Data section:
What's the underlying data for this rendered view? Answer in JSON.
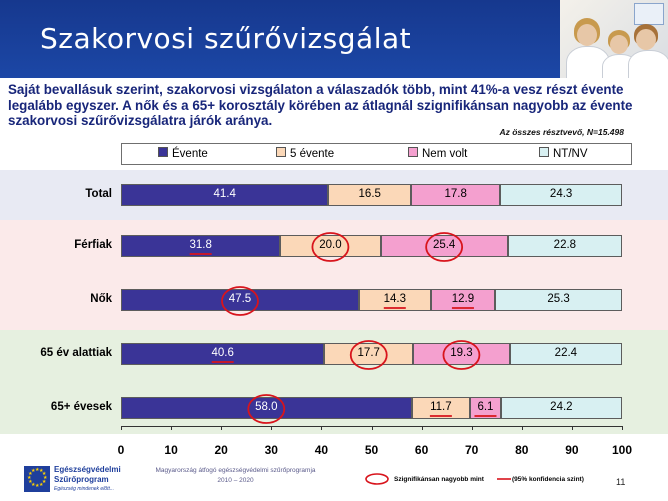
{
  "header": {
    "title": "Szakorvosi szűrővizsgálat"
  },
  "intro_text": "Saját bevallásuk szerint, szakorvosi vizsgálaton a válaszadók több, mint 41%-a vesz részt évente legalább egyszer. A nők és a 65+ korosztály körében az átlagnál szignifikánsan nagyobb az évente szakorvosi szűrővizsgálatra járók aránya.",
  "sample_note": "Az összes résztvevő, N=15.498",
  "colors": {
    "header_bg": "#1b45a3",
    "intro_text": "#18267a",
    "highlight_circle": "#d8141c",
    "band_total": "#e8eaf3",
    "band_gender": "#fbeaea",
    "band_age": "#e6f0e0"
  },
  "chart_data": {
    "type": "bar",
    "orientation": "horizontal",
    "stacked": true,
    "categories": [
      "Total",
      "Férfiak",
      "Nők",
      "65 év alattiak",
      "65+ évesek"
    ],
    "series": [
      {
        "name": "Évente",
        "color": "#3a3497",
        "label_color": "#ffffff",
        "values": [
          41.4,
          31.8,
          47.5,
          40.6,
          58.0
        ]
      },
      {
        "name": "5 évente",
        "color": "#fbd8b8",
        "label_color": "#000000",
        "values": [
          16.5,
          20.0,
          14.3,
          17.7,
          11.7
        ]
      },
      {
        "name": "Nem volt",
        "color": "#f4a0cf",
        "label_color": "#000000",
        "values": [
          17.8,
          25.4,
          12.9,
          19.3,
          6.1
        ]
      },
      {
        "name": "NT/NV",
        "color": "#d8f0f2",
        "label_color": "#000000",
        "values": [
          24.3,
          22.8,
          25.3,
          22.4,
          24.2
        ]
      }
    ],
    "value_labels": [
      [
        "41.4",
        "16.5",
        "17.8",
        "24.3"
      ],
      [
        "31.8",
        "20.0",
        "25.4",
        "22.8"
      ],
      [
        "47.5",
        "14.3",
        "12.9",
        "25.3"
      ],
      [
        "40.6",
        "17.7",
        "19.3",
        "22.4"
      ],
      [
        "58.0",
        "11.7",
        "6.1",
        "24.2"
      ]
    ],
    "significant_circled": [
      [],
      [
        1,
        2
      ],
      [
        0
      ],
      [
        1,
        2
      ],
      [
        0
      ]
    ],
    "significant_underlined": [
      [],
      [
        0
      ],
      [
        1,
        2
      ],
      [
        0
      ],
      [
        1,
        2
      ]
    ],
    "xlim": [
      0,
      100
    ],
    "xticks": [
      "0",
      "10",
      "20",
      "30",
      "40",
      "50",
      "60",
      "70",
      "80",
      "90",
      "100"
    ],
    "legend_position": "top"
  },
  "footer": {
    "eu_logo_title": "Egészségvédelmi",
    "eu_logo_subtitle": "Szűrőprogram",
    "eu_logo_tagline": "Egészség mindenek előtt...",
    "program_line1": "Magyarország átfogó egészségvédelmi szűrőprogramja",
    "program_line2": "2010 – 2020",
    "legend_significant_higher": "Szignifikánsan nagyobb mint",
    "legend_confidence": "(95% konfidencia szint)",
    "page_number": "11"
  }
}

Task statement:
Give an exact copy of the material, leaving out every picture.

Result for this task:
What's the underlying data for this rendered view? Answer in JSON.
{
  "header": {
    "title": "Szakorvosi szűrővizsgálat"
  },
  "intro_text": "Saját bevallásuk szerint, szakorvosi vizsgálaton a válaszadók több, mint 41%-a vesz részt évente legalább egyszer. A nők és a 65+ korosztály körében az átlagnál szignifikánsan nagyobb az évente szakorvosi szűrővizsgálatra járók aránya.",
  "sample_note": "Az összes résztvevő, N=15.498",
  "colors": {
    "header_bg": "#1b45a3",
    "intro_text": "#18267a",
    "highlight_circle": "#d8141c",
    "band_total": "#e8eaf3",
    "band_gender": "#fbeaea",
    "band_age": "#e6f0e0"
  },
  "chart_data": {
    "type": "bar",
    "orientation": "horizontal",
    "stacked": true,
    "categories": [
      "Total",
      "Férfiak",
      "Nők",
      "65 év alattiak",
      "65+ évesek"
    ],
    "series": [
      {
        "name": "Évente",
        "color": "#3a3497",
        "label_color": "#ffffff",
        "values": [
          41.4,
          31.8,
          47.5,
          40.6,
          58.0
        ]
      },
      {
        "name": "5 évente",
        "color": "#fbd8b8",
        "label_color": "#000000",
        "values": [
          16.5,
          20.0,
          14.3,
          17.7,
          11.7
        ]
      },
      {
        "name": "Nem volt",
        "color": "#f4a0cf",
        "label_color": "#000000",
        "values": [
          17.8,
          25.4,
          12.9,
          19.3,
          6.1
        ]
      },
      {
        "name": "NT/NV",
        "color": "#d8f0f2",
        "label_color": "#000000",
        "values": [
          24.3,
          22.8,
          25.3,
          22.4,
          24.2
        ]
      }
    ],
    "value_labels": [
      [
        "41.4",
        "16.5",
        "17.8",
        "24.3"
      ],
      [
        "31.8",
        "20.0",
        "25.4",
        "22.8"
      ],
      [
        "47.5",
        "14.3",
        "12.9",
        "25.3"
      ],
      [
        "40.6",
        "17.7",
        "19.3",
        "22.4"
      ],
      [
        "58.0",
        "11.7",
        "6.1",
        "24.2"
      ]
    ],
    "significant_circled": [
      [],
      [
        1,
        2
      ],
      [
        0
      ],
      [
        1,
        2
      ],
      [
        0
      ]
    ],
    "significant_underlined": [
      [],
      [
        0
      ],
      [
        1,
        2
      ],
      [
        0
      ],
      [
        1,
        2
      ]
    ],
    "xlim": [
      0,
      100
    ],
    "xticks": [
      "0",
      "10",
      "20",
      "30",
      "40",
      "50",
      "60",
      "70",
      "80",
      "90",
      "100"
    ],
    "legend_position": "top"
  },
  "footer": {
    "eu_logo_title": "Egészségvédelmi",
    "eu_logo_subtitle": "Szűrőprogram",
    "eu_logo_tagline": "Egészség mindenek előtt...",
    "program_line1": "Magyarország átfogó egészségvédelmi szűrőprogramja",
    "program_line2": "2010 – 2020",
    "legend_significant_higher": "Szignifikánsan nagyobb mint",
    "legend_confidence": "(95% konfidencia szint)",
    "page_number": "11"
  }
}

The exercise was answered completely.